══ Exercise inputs ══

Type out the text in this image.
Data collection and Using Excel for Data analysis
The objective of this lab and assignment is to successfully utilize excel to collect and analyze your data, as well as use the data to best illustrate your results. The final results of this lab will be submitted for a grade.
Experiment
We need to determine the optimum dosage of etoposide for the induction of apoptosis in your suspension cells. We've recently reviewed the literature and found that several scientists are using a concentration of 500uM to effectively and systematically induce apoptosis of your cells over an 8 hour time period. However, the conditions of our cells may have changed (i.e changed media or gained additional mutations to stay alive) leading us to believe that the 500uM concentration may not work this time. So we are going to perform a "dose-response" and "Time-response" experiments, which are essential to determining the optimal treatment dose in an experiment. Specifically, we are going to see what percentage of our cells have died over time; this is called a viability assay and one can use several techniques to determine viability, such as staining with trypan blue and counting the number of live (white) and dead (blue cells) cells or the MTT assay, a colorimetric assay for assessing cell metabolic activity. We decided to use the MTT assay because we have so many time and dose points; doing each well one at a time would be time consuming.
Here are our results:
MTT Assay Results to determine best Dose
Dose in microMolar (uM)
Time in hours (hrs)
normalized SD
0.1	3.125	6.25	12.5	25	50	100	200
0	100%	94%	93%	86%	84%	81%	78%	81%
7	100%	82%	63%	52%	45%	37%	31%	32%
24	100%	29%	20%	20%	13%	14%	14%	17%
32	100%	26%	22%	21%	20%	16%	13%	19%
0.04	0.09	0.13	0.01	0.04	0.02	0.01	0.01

═══

— Work request —
Go through the records above and set each one down exactly, please.

— Answer to this problem —
Type out the text in this image.
Data collection and Using Excel for Data analysis
The objective of this lab and assignment is to successfully utilize excel to collect and analyze your data, as well as use the data to best illustrate your results. The final results of this lab will be submitted for a grade.
Experiment
We need to determine the optimum dosage of etoposide for the induction of apoptosis in your suspension cells. We've recently reviewed the literature and found that several scientists are using a concentration of 500uM to effectively and systematically induce apoptosis of your cells over an 8 hour time period. However, the conditions of our cells may have changed (i.e changed media or gained additional mutations to stay alive) leading us to believe that the 500uM concentration may not work this time. So we are going to perform a "dose-response" and "Time-response" experiments, which are essential to determining the optimal treatment dose in an experiment. Specifically, we are going to see what percentage of our cells have died over time; this is called a viability assay and one can use several techniques to determine viability, such as staining with trypan blue and counting the number of live (white) and dead (blue cells) cells or the MTT assay, a colorimetric assay for assessing cell metabolic activity. We decided to use the MTT assay because we have so many time and dose points; doing each well one at a time would be time consuming.
Here are our results:
MTT Assay Results to determine best Dose
Dose in microMolar (uM)
Time in hours (hrs)
normalized SD
0.1	3.125	6.25	12.5	25	50	100	200
0	100%	94%	93%	86%	84%	81%	78%	81%
7	100%	82%	63%	52%	45%	37%	31%	32%
24	100%	29%	20%	20%	13%	14%	14%	17%
32	100%	26%	22%	21%	20%	16%	13%	19%
0.04	0.09	0.13	0.01	0.04	0.02	0.01	0.01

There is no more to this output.